Answer with one number only: the number of lines that include the word "very".

** BEGIN **

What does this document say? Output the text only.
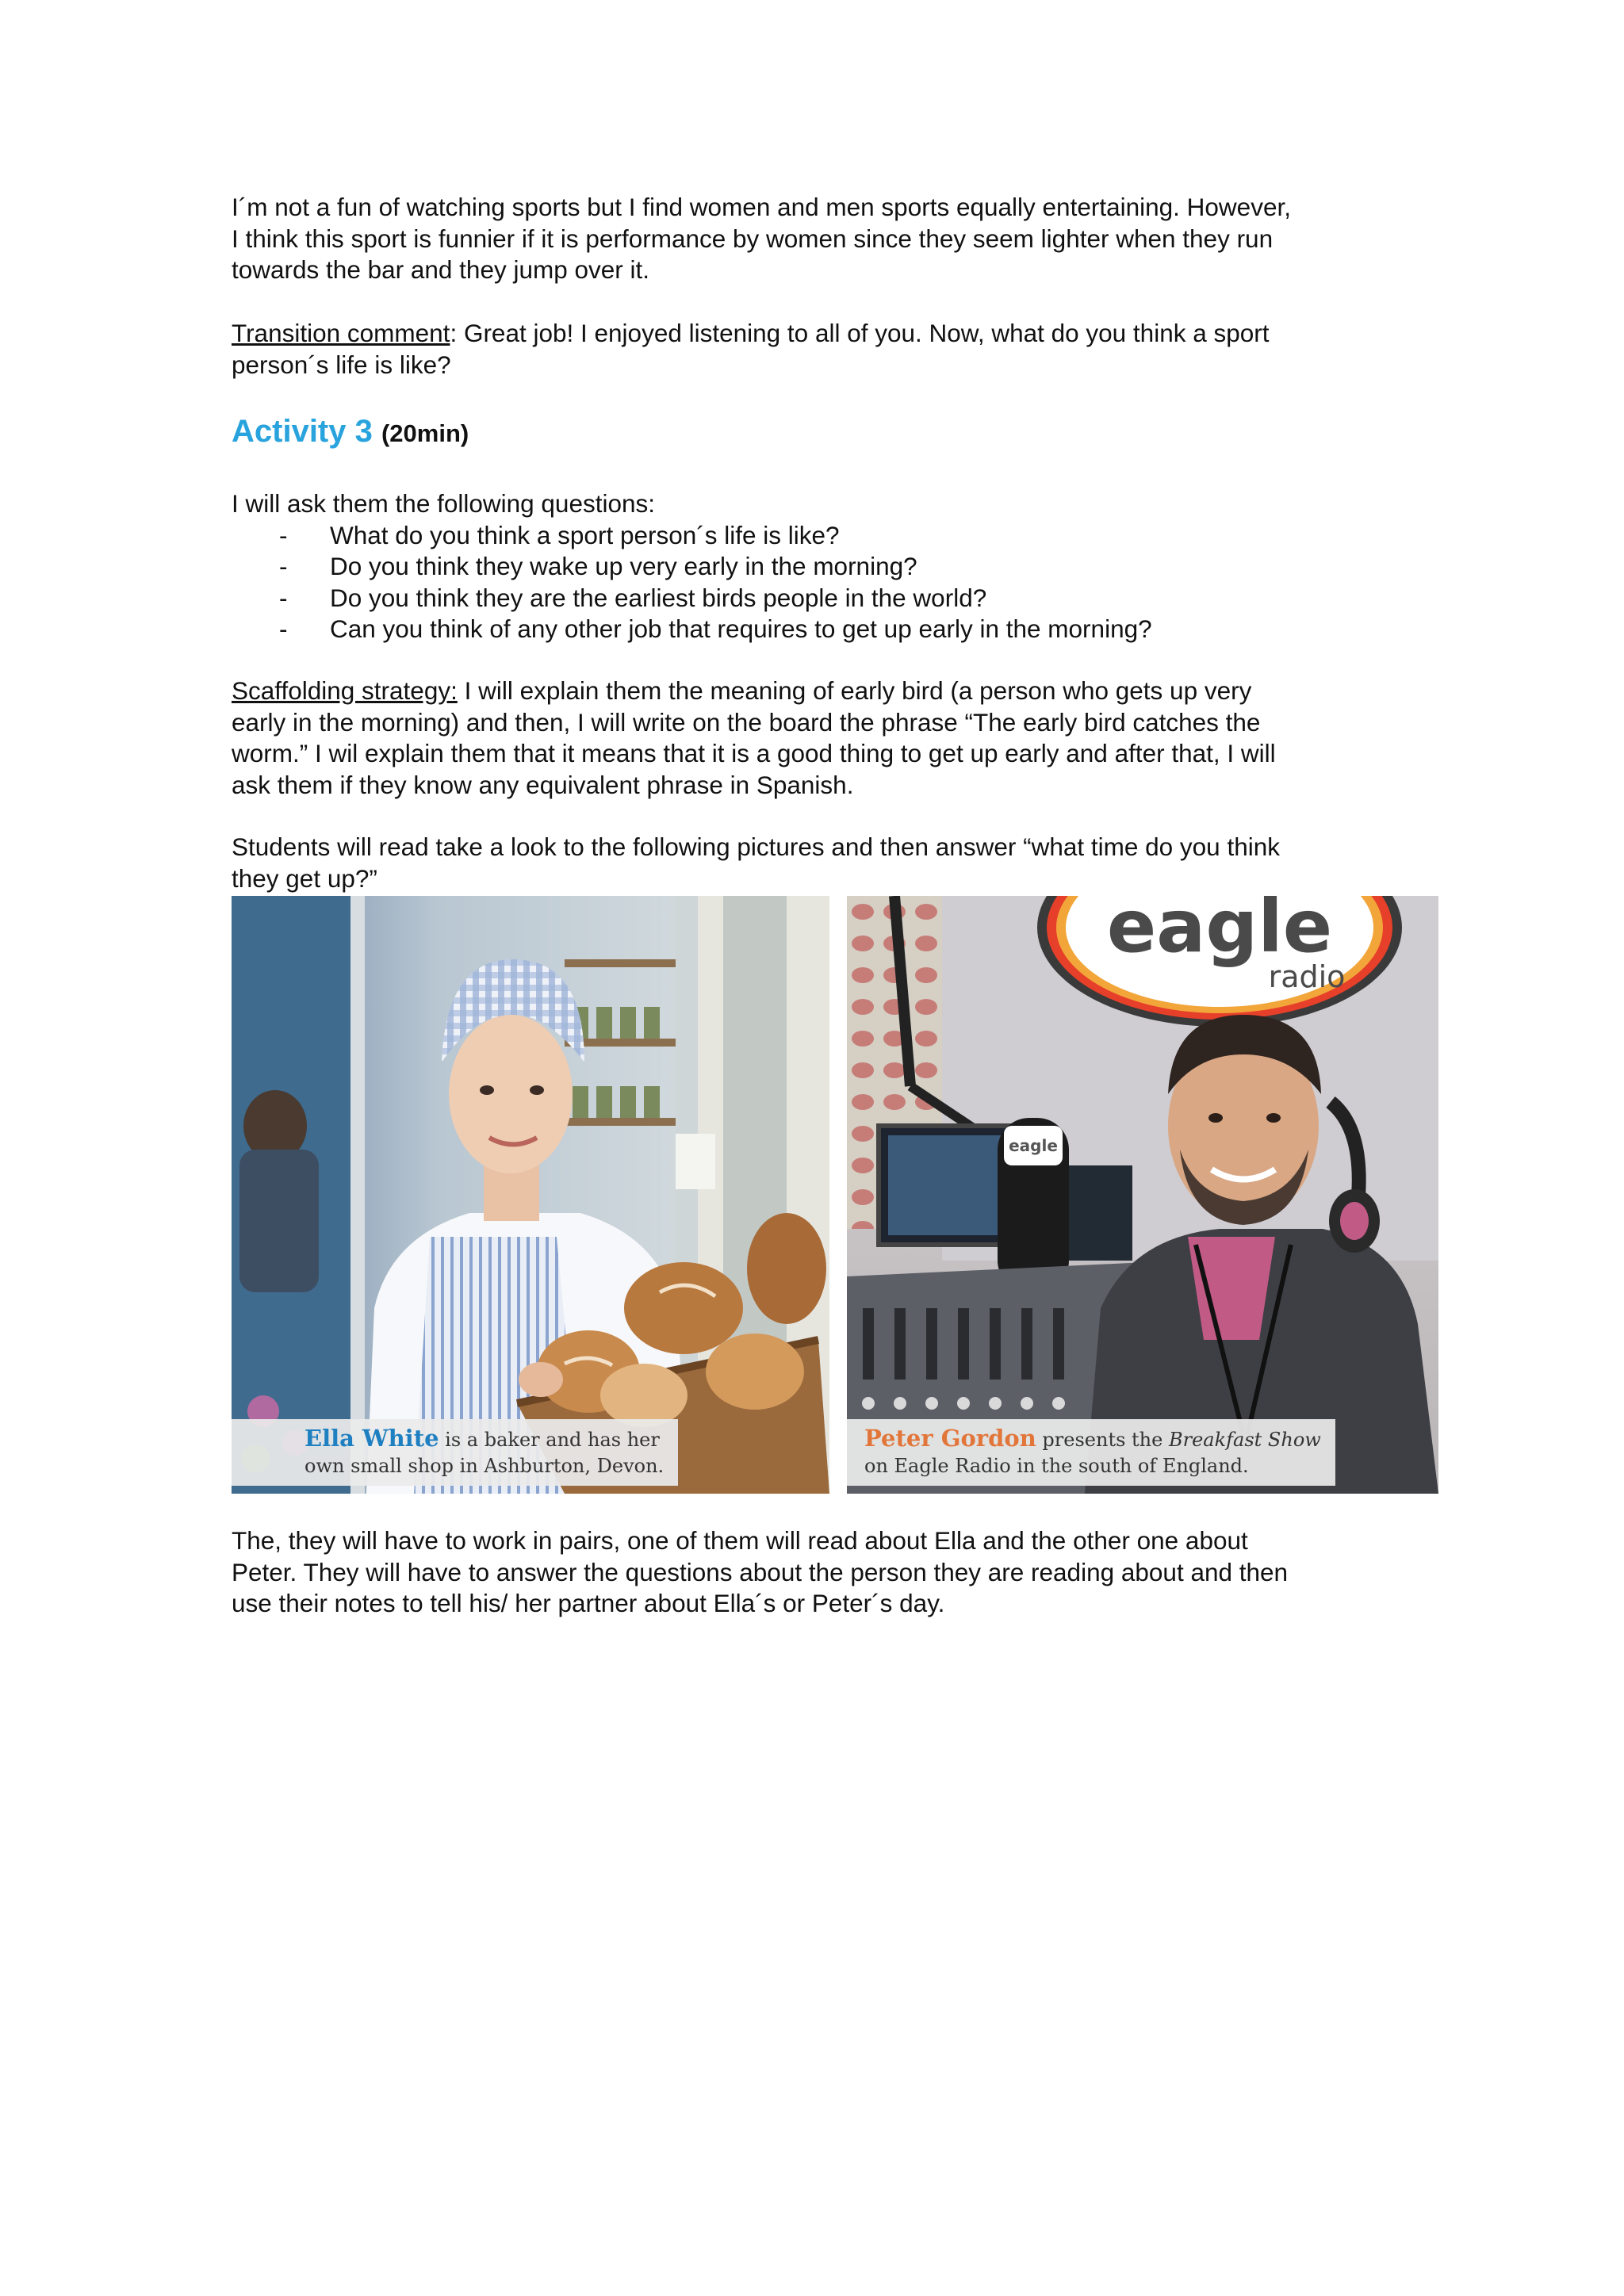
I´m not a fun of watching sports but I find women and men sports equally entertaining. However,

I think this sport is funnier if it is performance by women since they seem lighter when they run

towards the bar and they jump over it.

Transition comment: Great job! I enjoyed listening to all of you. Now, what do you think a sport

person´s life is like?

Activity 3 (20min)

I will ask them the following questions:

- What do you think a sport person´s life is like?
- Do you think they wake up very early in the morning?
- Do you think they are the earliest birds people in the world?
- Can you think of any other job that requires to get up early in the morning?

Scaffolding strategy: I will explain them the meaning of early bird (a person who gets up very

early in the morning) and then, I will write on the board the phrase “The early bird catches the

worm.” I wil explain them that it means that it is a good thing to get up early and after that, I will

ask them if they know any equivalent phrase in Spanish.

Students will read take a look to the following pictures and then answer “what time do you think

they get up?”

Ella White is a baker and has her
own small shop in Ashburton, Devon.
eagle
radio
eagle
Peter Gordon presents the Breakfast Show
on Eagle Radio in the south of England.

The, they will have to work in pairs, one of them will read about Ella and the other one about

Peter. They will have to answer the questions about the person they are reading about and then

use their notes to tell his/ her partner about Ella´s or Peter´s day.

** END **

**Complete response**
2